Exercise brief: Write out each entry, exactly the way it appears.

#####

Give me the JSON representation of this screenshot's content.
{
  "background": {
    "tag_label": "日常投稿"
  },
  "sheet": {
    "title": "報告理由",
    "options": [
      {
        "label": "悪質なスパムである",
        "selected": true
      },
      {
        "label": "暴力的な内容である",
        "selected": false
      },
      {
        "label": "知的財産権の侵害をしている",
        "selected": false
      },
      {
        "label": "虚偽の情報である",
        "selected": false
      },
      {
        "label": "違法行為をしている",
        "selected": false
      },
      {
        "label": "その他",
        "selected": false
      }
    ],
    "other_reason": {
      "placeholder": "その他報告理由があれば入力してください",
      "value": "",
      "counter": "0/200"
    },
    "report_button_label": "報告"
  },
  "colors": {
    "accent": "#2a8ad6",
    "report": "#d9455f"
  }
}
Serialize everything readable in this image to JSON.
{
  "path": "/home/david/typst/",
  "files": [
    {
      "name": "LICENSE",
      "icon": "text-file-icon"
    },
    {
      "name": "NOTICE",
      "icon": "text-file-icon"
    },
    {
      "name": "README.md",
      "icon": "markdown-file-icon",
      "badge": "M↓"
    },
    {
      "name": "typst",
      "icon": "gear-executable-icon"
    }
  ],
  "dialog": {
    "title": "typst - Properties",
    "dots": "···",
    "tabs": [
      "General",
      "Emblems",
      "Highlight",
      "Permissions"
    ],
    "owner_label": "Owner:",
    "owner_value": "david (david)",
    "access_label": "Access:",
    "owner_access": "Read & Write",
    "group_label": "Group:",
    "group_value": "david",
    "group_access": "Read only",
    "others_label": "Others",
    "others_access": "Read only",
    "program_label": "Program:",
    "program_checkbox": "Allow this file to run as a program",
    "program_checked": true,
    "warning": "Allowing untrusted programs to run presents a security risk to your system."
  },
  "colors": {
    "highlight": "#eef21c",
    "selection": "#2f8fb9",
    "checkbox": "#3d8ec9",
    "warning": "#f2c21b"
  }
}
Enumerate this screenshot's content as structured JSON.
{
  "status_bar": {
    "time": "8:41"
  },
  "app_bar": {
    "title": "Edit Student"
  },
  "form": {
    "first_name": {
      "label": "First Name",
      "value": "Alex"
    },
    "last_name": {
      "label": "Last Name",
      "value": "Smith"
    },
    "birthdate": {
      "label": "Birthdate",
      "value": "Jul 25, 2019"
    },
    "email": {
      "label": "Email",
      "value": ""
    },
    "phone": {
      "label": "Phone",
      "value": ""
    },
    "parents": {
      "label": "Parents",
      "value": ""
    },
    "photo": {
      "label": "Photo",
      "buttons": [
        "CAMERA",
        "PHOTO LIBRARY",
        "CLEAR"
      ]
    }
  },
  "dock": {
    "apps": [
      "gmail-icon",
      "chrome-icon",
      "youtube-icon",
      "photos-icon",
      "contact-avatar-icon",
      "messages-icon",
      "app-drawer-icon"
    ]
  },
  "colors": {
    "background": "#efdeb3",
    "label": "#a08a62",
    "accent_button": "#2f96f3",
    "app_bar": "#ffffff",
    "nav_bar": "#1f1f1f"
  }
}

#####

Result of the task:
Give me the JSON representation of this screenshot's content.
{
  "background": {
    "tag_label": "日常投稿"
  },
  "sheet": {
    "title": "報告理由",
    "options": [
      {
        "label": "悪質なスパムである",
        "selected": true
      },
      {
        "label": "暴力的な内容である",
        "selected": false
      },
      {
        "label": "知的財産権の侵害をしている",
        "selected": false
      },
      {
        "label": "虚偽の情報である",
        "selected": false
      },
      {
        "label": "違法行為をしている",
        "selected": false
      },
      {
        "label": "その他",
        "selected": false
      }
    ],
    "other_reason": {
      "placeholder": "その他報告理由があれば入力してください",
      "value": "",
      "counter": "0/200"
    },
    "report_button_label": "報告"
  },
  "colors": {
    "accent": "#2a8ad6",
    "report": "#d9455f"
  }
}
Serialize everything readable in this image to JSON.
{
  "path": "/home/david/typst/",
  "files": [
    {
      "name": "LICENSE",
      "icon": "text-file-icon"
    },
    {
      "name": "NOTICE",
      "icon": "text-file-icon"
    },
    {
      "name": "README.md",
      "icon": "markdown-file-icon",
      "badge": "M↓"
    },
    {
      "name": "typst",
      "icon": "gear-executable-icon"
    }
  ],
  "dialog": {
    "title": "typst - Properties",
    "dots": "···",
    "tabs": [
      "General",
      "Emblems",
      "Highlight",
      "Permissions"
    ],
    "owner_label": "Owner:",
    "owner_value": "david (david)",
    "access_label": "Access:",
    "owner_access": "Read & Write",
    "group_label": "Group:",
    "group_value": "david",
    "group_access": "Read only",
    "others_label": "Others",
    "others_access": "Read only",
    "program_label": "Program:",
    "program_checkbox": "Allow this file to run as a program",
    "program_checked": true,
    "warning": "Allowing untrusted programs to run presents a security risk to your system."
  },
  "colors": {
    "highlight": "#eef21c",
    "selection": "#2f8fb9",
    "checkbox": "#3d8ec9",
    "warning": "#f2c21b"
  }
}
Enumerate this screenshot's content as structured JSON.
{
  "status_bar": {
    "time": "8:41"
  },
  "app_bar": {
    "title": "Edit Student"
  },
  "form": {
    "first_name": {
      "label": "First Name",
      "value": "Alex"
    },
    "last_name": {
      "label": "Last Name",
      "value": "Smith"
    },
    "birthdate": {
      "label": "Birthdate",
      "value": "Jul 25, 2019"
    },
    "email": {
      "label": "Email",
      "value": ""
    },
    "phone": {
      "label": "Phone",
      "value": ""
    },
    "parents": {
      "label": "Parents",
      "value": ""
    },
    "photo": {
      "label": "Photo",
      "buttons": [
        "CAMERA",
        "PHOTO LIBRARY",
        "CLEAR"
      ]
    }
  },
  "dock": {
    "apps": [
      "gmail-icon",
      "chrome-icon",
      "youtube-icon",
      "photos-icon",
      "contact-avatar-icon",
      "messages-icon",
      "app-drawer-icon"
    ]
  },
  "colors": {
    "background": "#efdeb3",
    "label": "#a08a62",
    "accent_button": "#2f96f3",
    "app_bar": "#ffffff",
    "nav_bar": "#1f1f1f"
  }
}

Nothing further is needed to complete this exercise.